* Prompt
Repeat the data verbatim.

* Exercise data
=-=-=
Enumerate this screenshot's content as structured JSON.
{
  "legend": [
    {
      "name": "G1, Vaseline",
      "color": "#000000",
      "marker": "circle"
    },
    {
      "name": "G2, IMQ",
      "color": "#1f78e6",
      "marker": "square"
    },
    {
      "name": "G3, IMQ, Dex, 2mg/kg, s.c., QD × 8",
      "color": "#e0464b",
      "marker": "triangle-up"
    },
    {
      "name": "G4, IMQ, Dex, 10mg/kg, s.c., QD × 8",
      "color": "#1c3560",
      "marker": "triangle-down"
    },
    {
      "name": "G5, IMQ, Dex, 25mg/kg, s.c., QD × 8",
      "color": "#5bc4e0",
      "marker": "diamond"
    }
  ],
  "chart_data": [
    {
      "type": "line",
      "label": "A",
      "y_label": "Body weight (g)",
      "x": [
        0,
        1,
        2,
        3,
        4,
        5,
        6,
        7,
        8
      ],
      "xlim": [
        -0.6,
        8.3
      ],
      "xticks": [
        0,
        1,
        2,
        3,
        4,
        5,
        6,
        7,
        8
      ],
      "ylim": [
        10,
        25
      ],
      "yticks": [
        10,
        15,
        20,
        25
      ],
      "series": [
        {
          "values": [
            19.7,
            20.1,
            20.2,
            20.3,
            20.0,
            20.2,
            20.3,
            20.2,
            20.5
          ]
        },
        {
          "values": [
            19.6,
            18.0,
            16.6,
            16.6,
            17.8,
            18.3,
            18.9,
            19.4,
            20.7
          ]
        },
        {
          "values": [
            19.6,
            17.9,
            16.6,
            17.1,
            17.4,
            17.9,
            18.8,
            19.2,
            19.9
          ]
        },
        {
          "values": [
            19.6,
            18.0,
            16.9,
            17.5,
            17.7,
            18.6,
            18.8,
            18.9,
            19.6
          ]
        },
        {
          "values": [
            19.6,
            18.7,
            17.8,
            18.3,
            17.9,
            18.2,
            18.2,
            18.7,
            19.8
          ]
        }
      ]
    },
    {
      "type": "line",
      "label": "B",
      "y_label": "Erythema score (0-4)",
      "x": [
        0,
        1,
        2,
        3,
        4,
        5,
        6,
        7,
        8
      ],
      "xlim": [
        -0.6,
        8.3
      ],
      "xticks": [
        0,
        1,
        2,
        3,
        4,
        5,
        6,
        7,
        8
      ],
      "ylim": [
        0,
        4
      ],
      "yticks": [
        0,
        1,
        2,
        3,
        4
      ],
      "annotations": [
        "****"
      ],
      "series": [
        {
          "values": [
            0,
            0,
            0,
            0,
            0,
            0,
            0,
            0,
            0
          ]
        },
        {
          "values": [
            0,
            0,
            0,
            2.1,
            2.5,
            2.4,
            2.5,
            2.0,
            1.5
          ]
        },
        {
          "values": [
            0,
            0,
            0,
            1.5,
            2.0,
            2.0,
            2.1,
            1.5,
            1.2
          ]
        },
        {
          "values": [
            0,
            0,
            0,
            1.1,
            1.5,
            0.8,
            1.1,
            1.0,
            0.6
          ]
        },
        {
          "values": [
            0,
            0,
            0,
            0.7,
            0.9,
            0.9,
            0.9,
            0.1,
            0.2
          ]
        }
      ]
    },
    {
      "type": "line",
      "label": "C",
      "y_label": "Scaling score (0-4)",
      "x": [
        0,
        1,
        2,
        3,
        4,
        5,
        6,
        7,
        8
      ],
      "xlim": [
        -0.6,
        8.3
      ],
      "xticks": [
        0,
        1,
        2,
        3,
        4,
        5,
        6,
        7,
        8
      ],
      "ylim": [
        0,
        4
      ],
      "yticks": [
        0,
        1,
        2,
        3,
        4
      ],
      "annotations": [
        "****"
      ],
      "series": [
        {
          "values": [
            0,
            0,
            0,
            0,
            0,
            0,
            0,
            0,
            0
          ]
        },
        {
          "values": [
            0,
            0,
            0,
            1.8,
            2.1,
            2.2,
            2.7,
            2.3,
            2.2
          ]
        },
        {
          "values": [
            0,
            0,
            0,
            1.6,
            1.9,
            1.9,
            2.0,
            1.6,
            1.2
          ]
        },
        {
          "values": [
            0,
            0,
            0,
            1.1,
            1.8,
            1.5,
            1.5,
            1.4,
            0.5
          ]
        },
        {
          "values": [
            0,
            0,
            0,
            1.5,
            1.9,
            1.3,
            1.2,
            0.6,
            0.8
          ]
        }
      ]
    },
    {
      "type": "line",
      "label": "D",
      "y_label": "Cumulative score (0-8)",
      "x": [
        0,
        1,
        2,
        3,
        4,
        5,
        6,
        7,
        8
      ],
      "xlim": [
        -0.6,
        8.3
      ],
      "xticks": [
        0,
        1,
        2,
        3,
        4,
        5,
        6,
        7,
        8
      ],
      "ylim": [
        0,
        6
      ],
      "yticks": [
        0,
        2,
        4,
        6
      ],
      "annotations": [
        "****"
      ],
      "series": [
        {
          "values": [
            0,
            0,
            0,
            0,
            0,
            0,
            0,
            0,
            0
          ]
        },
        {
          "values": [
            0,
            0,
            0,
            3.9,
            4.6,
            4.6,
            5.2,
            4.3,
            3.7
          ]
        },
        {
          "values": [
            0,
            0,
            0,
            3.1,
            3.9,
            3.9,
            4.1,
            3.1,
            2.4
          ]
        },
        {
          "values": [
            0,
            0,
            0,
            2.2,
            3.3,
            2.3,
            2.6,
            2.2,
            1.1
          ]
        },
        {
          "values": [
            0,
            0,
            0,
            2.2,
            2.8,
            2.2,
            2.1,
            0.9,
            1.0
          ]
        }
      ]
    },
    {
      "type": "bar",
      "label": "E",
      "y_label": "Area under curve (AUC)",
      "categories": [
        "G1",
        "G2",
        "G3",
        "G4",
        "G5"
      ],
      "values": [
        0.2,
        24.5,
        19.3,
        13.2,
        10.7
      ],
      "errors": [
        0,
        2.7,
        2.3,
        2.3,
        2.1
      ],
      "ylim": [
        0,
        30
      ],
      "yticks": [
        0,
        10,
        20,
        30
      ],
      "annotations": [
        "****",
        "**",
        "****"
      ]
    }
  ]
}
=-=-=
* Final answer
Enumerate this screenshot's content as structured JSON.
{
  "legend": [
    {
      "name": "G1, Vaseline",
      "color": "#000000",
      "marker": "circle"
    },
    {
      "name": "G2, IMQ",
      "color": "#1f78e6",
      "marker": "square"
    },
    {
      "name": "G3, IMQ, Dex, 2mg/kg, s.c., QD × 8",
      "color": "#e0464b",
      "marker": "triangle-up"
    },
    {
      "name": "G4, IMQ, Dex, 10mg/kg, s.c., QD × 8",
      "color": "#1c3560",
      "marker": "triangle-down"
    },
    {
      "name": "G5, IMQ, Dex, 25mg/kg, s.c., QD × 8",
      "color": "#5bc4e0",
      "marker": "diamond"
    }
  ],
  "chart_data": [
    {
      "type": "line",
      "label": "A",
      "y_label": "Body weight (g)",
      "x": [
        0,
        1,
        2,
        3,
        4,
        5,
        6,
        7,
        8
      ],
      "xlim": [
        -0.6,
        8.3
      ],
      "xticks": [
        0,
        1,
        2,
        3,
        4,
        5,
        6,
        7,
        8
      ],
      "ylim": [
        10,
        25
      ],
      "yticks": [
        10,
        15,
        20,
        25
      ],
      "series": [
        {
          "values": [
            19.7,
            20.1,
            20.2,
            20.3,
            20.0,
            20.2,
            20.3,
            20.2,
            20.5
          ]
        },
        {
          "values": [
            19.6,
            18.0,
            16.6,
            16.6,
            17.8,
            18.3,
            18.9,
            19.4,
            20.7
          ]
        },
        {
          "values": [
            19.6,
            17.9,
            16.6,
            17.1,
            17.4,
            17.9,
            18.8,
            19.2,
            19.9
          ]
        },
        {
          "values": [
            19.6,
            18.0,
            16.9,
            17.5,
            17.7,
            18.6,
            18.8,
            18.9,
            19.6
          ]
        },
        {
          "values": [
            19.6,
            18.7,
            17.8,
            18.3,
            17.9,
            18.2,
            18.2,
            18.7,
            19.8
          ]
        }
      ]
    },
    {
      "type": "line",
      "label": "B",
      "y_label": "Erythema score (0-4)",
      "x": [
        0,
        1,
        2,
        3,
        4,
        5,
        6,
        7,
        8
      ],
      "xlim": [
        -0.6,
        8.3
      ],
      "xticks": [
        0,
        1,
        2,
        3,
        4,
        5,
        6,
        7,
        8
      ],
      "ylim": [
        0,
        4
      ],
      "yticks": [
        0,
        1,
        2,
        3,
        4
      ],
      "annotations": [
        "****"
      ],
      "series": [
        {
          "values": [
            0,
            0,
            0,
            0,
            0,
            0,
            0,
            0,
            0
          ]
        },
        {
          "values": [
            0,
            0,
            0,
            2.1,
            2.5,
            2.4,
            2.5,
            2.0,
            1.5
          ]
        },
        {
          "values": [
            0,
            0,
            0,
            1.5,
            2.0,
            2.0,
            2.1,
            1.5,
            1.2
          ]
        },
        {
          "values": [
            0,
            0,
            0,
            1.1,
            1.5,
            0.8,
            1.1,
            1.0,
            0.6
          ]
        },
        {
          "values": [
            0,
            0,
            0,
            0.7,
            0.9,
            0.9,
            0.9,
            0.1,
            0.2
          ]
        }
      ]
    },
    {
      "type": "line",
      "label": "C",
      "y_label": "Scaling score (0-4)",
      "x": [
        0,
        1,
        2,
        3,
        4,
        5,
        6,
        7,
        8
      ],
      "xlim": [
        -0.6,
        8.3
      ],
      "xticks": [
        0,
        1,
        2,
        3,
        4,
        5,
        6,
        7,
        8
      ],
      "ylim": [
        0,
        4
      ],
      "yticks": [
        0,
        1,
        2,
        3,
        4
      ],
      "annotations": [
        "****"
      ],
      "series": [
        {
          "values": [
            0,
            0,
            0,
            0,
            0,
            0,
            0,
            0,
            0
          ]
        },
        {
          "values": [
            0,
            0,
            0,
            1.8,
            2.1,
            2.2,
            2.7,
            2.3,
            2.2
          ]
        },
        {
          "values": [
            0,
            0,
            0,
            1.6,
            1.9,
            1.9,
            2.0,
            1.6,
            1.2
          ]
        },
        {
          "values": [
            0,
            0,
            0,
            1.1,
            1.8,
            1.5,
            1.5,
            1.4,
            0.5
          ]
        },
        {
          "values": [
            0,
            0,
            0,
            1.5,
            1.9,
            1.3,
            1.2,
            0.6,
            0.8
          ]
        }
      ]
    },
    {
      "type": "line",
      "label": "D",
      "y_label": "Cumulative score (0-8)",
      "x": [
        0,
        1,
        2,
        3,
        4,
        5,
        6,
        7,
        8
      ],
      "xlim": [
        -0.6,
        8.3
      ],
      "xticks": [
        0,
        1,
        2,
        3,
        4,
        5,
        6,
        7,
        8
      ],
      "ylim": [
        0,
        6
      ],
      "yticks": [
        0,
        2,
        4,
        6
      ],
      "annotations": [
        "****"
      ],
      "series": [
        {
          "values": [
            0,
            0,
            0,
            0,
            0,
            0,
            0,
            0,
            0
          ]
        },
        {
          "values": [
            0,
            0,
            0,
            3.9,
            4.6,
            4.6,
            5.2,
            4.3,
            3.7
          ]
        },
        {
          "values": [
            0,
            0,
            0,
            3.1,
            3.9,
            3.9,
            4.1,
            3.1,
            2.4
          ]
        },
        {
          "values": [
            0,
            0,
            0,
            2.2,
            3.3,
            2.3,
            2.6,
            2.2,
            1.1
          ]
        },
        {
          "values": [
            0,
            0,
            0,
            2.2,
            2.8,
            2.2,
            2.1,
            0.9,
            1.0
          ]
        }
      ]
    },
    {
      "type": "bar",
      "label": "E",
      "y_label": "Area under curve (AUC)",
      "categories": [
        "G1",
        "G2",
        "G3",
        "G4",
        "G5"
      ],
      "values": [
        0.2,
        24.5,
        19.3,
        13.2,
        10.7
      ],
      "errors": [
        0,
        2.7,
        2.3,
        2.3,
        2.1
      ],
      "ylim": [
        0,
        30
      ],
      "yticks": [
        0,
        10,
        20,
        30
      ],
      "annotations": [
        "****",
        "**",
        "****"
      ]
    }
  ]
}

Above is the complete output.